Give the data again exactly as it is written.

Content starts

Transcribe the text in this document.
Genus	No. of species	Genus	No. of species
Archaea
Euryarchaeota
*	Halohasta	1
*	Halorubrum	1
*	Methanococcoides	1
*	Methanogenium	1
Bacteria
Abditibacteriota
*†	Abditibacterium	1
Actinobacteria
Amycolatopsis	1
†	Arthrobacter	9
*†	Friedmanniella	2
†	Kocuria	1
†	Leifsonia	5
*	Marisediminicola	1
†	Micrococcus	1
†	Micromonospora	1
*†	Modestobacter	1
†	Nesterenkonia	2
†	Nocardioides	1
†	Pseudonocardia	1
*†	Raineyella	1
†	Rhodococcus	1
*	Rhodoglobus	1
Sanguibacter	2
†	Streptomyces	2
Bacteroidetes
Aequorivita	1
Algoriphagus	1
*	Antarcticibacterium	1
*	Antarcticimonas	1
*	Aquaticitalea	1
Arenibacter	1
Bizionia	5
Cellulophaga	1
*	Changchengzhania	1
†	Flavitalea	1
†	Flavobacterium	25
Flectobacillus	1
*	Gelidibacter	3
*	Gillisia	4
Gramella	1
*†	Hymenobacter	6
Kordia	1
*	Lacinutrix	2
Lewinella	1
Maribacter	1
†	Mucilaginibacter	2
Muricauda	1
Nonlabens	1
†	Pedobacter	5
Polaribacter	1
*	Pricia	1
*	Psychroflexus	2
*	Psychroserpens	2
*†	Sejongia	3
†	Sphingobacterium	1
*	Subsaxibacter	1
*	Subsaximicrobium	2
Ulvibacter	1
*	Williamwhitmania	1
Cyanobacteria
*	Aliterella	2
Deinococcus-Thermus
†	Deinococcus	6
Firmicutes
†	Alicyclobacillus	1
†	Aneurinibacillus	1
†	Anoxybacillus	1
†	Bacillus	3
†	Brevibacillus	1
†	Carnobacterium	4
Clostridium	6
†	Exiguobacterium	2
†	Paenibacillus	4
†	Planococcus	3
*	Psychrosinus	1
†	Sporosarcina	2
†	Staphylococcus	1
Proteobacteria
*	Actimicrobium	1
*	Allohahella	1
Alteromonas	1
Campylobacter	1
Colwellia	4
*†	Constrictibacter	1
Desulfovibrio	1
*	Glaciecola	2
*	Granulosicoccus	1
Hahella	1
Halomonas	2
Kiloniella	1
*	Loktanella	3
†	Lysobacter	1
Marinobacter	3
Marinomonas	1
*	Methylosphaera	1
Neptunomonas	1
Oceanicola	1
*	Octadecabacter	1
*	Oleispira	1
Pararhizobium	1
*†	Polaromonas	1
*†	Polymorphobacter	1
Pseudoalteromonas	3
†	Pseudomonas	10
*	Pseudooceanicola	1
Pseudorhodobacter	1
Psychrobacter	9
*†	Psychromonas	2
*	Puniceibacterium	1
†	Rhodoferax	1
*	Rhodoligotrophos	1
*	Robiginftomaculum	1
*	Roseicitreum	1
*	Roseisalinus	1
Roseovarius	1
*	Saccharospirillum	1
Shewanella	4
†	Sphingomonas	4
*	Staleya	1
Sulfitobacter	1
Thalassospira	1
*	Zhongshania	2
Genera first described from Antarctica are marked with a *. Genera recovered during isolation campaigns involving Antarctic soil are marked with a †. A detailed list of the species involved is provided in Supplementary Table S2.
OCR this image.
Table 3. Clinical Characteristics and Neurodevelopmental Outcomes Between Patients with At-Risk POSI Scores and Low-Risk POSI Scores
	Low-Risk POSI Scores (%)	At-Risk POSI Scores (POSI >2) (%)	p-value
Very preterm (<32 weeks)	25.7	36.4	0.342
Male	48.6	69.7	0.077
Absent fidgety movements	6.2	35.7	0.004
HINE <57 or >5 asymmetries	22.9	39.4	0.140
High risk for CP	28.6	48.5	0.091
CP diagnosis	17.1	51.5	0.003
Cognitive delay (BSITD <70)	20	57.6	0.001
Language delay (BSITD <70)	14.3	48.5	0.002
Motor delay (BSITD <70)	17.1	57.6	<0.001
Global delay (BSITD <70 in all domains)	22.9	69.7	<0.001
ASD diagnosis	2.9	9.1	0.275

Content ends

[Your solution]
Transcribe the text in this document.
Genus	No. of species	Genus	No. of species
Archaea
Euryarchaeota
*	Halohasta	1
*	Halorubrum	1
*	Methanococcoides	1
*	Methanogenium	1
Bacteria
Abditibacteriota
*†	Abditibacterium	1
Actinobacteria
Amycolatopsis	1
†	Arthrobacter	9
*†	Friedmanniella	2
†	Kocuria	1
†	Leifsonia	5
*	Marisediminicola	1
†	Micrococcus	1
†	Micromonospora	1
*†	Modestobacter	1
†	Nesterenkonia	2
†	Nocardioides	1
†	Pseudonocardia	1
*†	Raineyella	1
†	Rhodococcus	1
*	Rhodoglobus	1
Sanguibacter	2
†	Streptomyces	2
Bacteroidetes
Aequorivita	1
Algoriphagus	1
*	Antarcticibacterium	1
*	Antarcticimonas	1
*	Aquaticitalea	1
Arenibacter	1
Bizionia	5
Cellulophaga	1
*	Changchengzhania	1
†	Flavitalea	1
†	Flavobacterium	25
Flectobacillus	1
*	Gelidibacter	3
*	Gillisia	4
Gramella	1
*†	Hymenobacter	6
Kordia	1
*	Lacinutrix	2
Lewinella	1
Maribacter	1
†	Mucilaginibacter	2
Muricauda	1
Nonlabens	1
†	Pedobacter	5
Polaribacter	1
*	Pricia	1
*	Psychroflexus	2
*	Psychroserpens	2
*†	Sejongia	3
†	Sphingobacterium	1
*	Subsaxibacter	1
*	Subsaximicrobium	2
Ulvibacter	1
*	Williamwhitmania	1
Cyanobacteria
*	Aliterella	2
Deinococcus-Thermus
†	Deinococcus	6
Firmicutes
†	Alicyclobacillus	1
†	Aneurinibacillus	1
†	Anoxybacillus	1
†	Bacillus	3
†	Brevibacillus	1
†	Carnobacterium	4
Clostridium	6
†	Exiguobacterium	2
†	Paenibacillus	4
†	Planococcus	3
*	Psychrosinus	1
†	Sporosarcina	2
†	Staphylococcus	1
Proteobacteria
*	Actimicrobium	1
*	Allohahella	1
Alteromonas	1
Campylobacter	1
Colwellia	4
*†	Constrictibacter	1
Desulfovibrio	1
*	Glaciecola	2
*	Granulosicoccus	1
Hahella	1
Halomonas	2
Kiloniella	1
*	Loktanella	3
†	Lysobacter	1
Marinobacter	3
Marinomonas	1
*	Methylosphaera	1
Neptunomonas	1
Oceanicola	1
*	Octadecabacter	1
*	Oleispira	1
Pararhizobium	1
*†	Polaromonas	1
*†	Polymorphobacter	1
Pseudoalteromonas	3
†	Pseudomonas	10
*	Pseudooceanicola	1
Pseudorhodobacter	1
Psychrobacter	9
*†	Psychromonas	2
*	Puniceibacterium	1
†	Rhodoferax	1
*	Rhodoligotrophos	1
*	Robiginftomaculum	1
*	Roseicitreum	1
*	Roseisalinus	1
Roseovarius	1
*	Saccharospirillum	1
Shewanella	4
†	Sphingomonas	4
*	Staleya	1
Sulfitobacter	1
Thalassospira	1
*	Zhongshania	2
Genera first described from Antarctica are marked with a *. Genera recovered during isolation campaigns involving Antarctic soil are marked with a †. A detailed list of the species involved is provided in Supplementary Table S2.
OCR this image.
Table 3. Clinical Characteristics and Neurodevelopmental Outcomes Between Patients with At-Risk POSI Scores and Low-Risk POSI Scores
	Low-Risk POSI Scores (%)	At-Risk POSI Scores (POSI >2) (%)	p-value
Very preterm (<32 weeks)	25.7	36.4	0.342
Male	48.6	69.7	0.077
Absent fidgety movements	6.2	35.7	0.004
HINE <57 or >5 asymmetries	22.9	39.4	0.140
High risk for CP	28.6	48.5	0.091
CP diagnosis	17.1	51.5	0.003
Cognitive delay (BSITD <70)	20	57.6	0.001
Language delay (BSITD <70)	14.3	48.5	0.002
Motor delay (BSITD <70)	17.1	57.6	<0.001
Global delay (BSITD <70 in all domains)	22.9	69.7	<0.001
ASD diagnosis	2.9	9.1	0.275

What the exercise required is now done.